(Stored items from a collection)
* * * * * * *
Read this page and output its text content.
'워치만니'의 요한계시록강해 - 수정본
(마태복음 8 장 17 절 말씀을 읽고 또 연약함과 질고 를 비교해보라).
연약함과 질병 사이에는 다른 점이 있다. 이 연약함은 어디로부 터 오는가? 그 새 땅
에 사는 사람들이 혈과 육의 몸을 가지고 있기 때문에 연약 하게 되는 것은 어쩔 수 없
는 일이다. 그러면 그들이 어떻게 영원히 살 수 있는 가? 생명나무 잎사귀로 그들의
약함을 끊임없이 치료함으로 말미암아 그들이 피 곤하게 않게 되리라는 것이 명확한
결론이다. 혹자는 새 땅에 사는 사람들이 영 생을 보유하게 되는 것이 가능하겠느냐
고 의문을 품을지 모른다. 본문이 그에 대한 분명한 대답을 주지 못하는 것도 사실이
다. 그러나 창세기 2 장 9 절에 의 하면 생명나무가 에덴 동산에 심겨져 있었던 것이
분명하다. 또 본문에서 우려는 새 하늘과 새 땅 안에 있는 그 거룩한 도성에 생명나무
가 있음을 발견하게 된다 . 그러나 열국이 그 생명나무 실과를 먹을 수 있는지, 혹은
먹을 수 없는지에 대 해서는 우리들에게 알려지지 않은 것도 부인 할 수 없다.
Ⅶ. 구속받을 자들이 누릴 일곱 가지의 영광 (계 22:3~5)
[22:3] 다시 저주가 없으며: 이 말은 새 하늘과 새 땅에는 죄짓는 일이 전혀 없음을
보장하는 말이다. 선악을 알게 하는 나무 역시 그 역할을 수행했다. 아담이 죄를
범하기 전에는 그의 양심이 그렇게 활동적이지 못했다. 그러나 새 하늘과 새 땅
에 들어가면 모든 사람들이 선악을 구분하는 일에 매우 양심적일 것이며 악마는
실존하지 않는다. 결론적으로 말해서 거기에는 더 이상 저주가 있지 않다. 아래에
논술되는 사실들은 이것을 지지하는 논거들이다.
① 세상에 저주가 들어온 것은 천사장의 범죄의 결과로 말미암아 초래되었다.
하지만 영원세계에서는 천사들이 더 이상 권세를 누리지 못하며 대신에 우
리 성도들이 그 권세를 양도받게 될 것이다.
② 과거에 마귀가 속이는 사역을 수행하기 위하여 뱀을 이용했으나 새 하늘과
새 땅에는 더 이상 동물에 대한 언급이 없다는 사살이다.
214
* * * * * * *
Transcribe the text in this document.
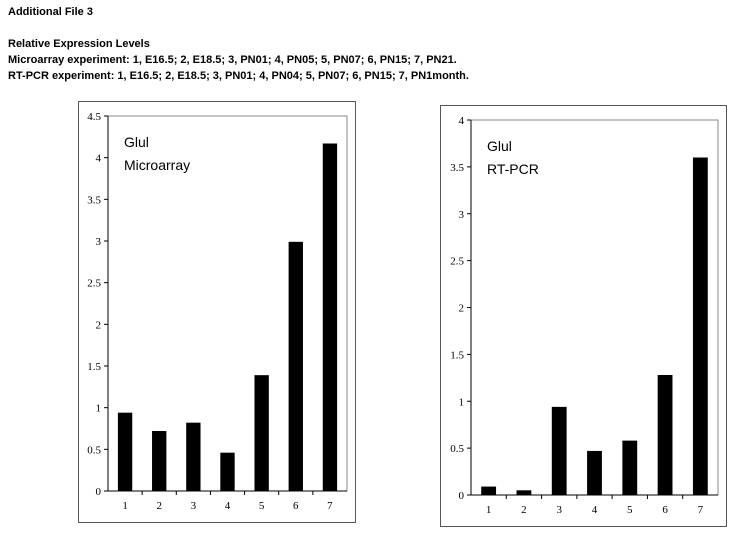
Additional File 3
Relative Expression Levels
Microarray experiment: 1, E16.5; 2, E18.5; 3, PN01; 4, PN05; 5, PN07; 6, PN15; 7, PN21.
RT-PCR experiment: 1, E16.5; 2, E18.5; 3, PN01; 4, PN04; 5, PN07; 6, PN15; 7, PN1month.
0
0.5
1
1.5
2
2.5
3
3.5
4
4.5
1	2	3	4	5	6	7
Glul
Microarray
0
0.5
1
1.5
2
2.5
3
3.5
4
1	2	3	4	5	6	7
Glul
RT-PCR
* * * * * * *
» **WHAT THE TASK REQUIRES**: Give only the number of lines in the listing above that include the string "사람들이".

» **RIGHT ANSWER**: 3